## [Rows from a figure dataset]
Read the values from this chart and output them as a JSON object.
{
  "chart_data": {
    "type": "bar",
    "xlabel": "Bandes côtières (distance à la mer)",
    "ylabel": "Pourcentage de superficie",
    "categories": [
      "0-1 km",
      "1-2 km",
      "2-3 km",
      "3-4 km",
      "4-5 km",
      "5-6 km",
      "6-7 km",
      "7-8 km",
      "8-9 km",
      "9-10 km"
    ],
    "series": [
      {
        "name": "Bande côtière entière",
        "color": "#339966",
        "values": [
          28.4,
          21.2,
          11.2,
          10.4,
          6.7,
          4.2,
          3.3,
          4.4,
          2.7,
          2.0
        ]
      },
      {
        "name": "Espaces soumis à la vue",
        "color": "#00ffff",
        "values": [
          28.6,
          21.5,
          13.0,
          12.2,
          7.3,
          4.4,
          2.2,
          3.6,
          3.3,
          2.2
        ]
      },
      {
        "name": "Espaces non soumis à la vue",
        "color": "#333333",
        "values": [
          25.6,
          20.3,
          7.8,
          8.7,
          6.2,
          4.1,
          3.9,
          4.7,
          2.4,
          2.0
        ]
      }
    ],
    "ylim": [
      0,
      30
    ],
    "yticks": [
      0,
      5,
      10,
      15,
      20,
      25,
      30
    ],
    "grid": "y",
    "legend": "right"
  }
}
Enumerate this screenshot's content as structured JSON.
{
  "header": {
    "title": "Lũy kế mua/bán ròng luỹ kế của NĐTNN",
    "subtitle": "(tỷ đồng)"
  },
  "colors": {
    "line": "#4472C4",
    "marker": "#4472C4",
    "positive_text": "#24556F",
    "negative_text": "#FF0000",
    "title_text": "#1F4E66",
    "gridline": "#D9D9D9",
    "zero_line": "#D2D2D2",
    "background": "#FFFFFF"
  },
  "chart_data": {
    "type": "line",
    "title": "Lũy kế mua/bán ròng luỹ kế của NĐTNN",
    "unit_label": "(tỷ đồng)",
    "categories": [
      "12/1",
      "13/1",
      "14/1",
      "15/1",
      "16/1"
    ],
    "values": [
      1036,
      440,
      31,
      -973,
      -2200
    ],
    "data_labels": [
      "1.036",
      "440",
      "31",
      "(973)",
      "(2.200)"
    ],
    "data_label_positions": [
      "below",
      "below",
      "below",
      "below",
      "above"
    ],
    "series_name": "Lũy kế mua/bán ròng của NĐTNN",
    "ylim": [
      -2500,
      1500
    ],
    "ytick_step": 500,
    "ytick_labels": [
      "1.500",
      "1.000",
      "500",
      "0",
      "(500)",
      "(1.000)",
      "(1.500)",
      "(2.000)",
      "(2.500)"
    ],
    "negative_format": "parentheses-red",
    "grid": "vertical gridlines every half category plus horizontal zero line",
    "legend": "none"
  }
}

## [Task]
Exactly reproduce every record.

## [Full response]
Read the values from this chart and output them as a JSON object.
{
  "chart_data": {
    "type": "bar",
    "xlabel": "Bandes côtières (distance à la mer)",
    "ylabel": "Pourcentage de superficie",
    "categories": [
      "0-1 km",
      "1-2 km",
      "2-3 km",
      "3-4 km",
      "4-5 km",
      "5-6 km",
      "6-7 km",
      "7-8 km",
      "8-9 km",
      "9-10 km"
    ],
    "series": [
      {
        "name": "Bande côtière entière",
        "color": "#339966",
        "values": [
          28.4,
          21.2,
          11.2,
          10.4,
          6.7,
          4.2,
          3.3,
          4.4,
          2.7,
          2.0
        ]
      },
      {
        "name": "Espaces soumis à la vue",
        "color": "#00ffff",
        "values": [
          28.6,
          21.5,
          13.0,
          12.2,
          7.3,
          4.4,
          2.2,
          3.6,
          3.3,
          2.2
        ]
      },
      {
        "name": "Espaces non soumis à la vue",
        "color": "#333333",
        "values": [
          25.6,
          20.3,
          7.8,
          8.7,
          6.2,
          4.1,
          3.9,
          4.7,
          2.4,
          2.0
        ]
      }
    ],
    "ylim": [
      0,
      30
    ],
    "yticks": [
      0,
      5,
      10,
      15,
      20,
      25,
      30
    ],
    "grid": "y",
    "legend": "right"
  }
}
Enumerate this screenshot's content as structured JSON.
{
  "header": {
    "title": "Lũy kế mua/bán ròng luỹ kế của NĐTNN",
    "subtitle": "(tỷ đồng)"
  },
  "colors": {
    "line": "#4472C4",
    "marker": "#4472C4",
    "positive_text": "#24556F",
    "negative_text": "#FF0000",
    "title_text": "#1F4E66",
    "gridline": "#D9D9D9",
    "zero_line": "#D2D2D2",
    "background": "#FFFFFF"
  },
  "chart_data": {
    "type": "line",
    "title": "Lũy kế mua/bán ròng luỹ kế của NĐTNN",
    "unit_label": "(tỷ đồng)",
    "categories": [
      "12/1",
      "13/1",
      "14/1",
      "15/1",
      "16/1"
    ],
    "values": [
      1036,
      440,
      31,
      -973,
      -2200
    ],
    "data_labels": [
      "1.036",
      "440",
      "31",
      "(973)",
      "(2.200)"
    ],
    "data_label_positions": [
      "below",
      "below",
      "below",
      "below",
      "above"
    ],
    "series_name": "Lũy kế mua/bán ròng của NĐTNN",
    "ylim": [
      -2500,
      1500
    ],
    "ytick_step": 500,
    "ytick_labels": [
      "1.500",
      "1.000",
      "500",
      "0",
      "(500)",
      "(1.000)",
      "(1.500)",
      "(2.000)",
      "(2.500)"
    ],
    "negative_format": "parentheses-red",
    "grid": "vertical gridlines every half category plus horizontal zero line",
    "legend": "none"
  }
}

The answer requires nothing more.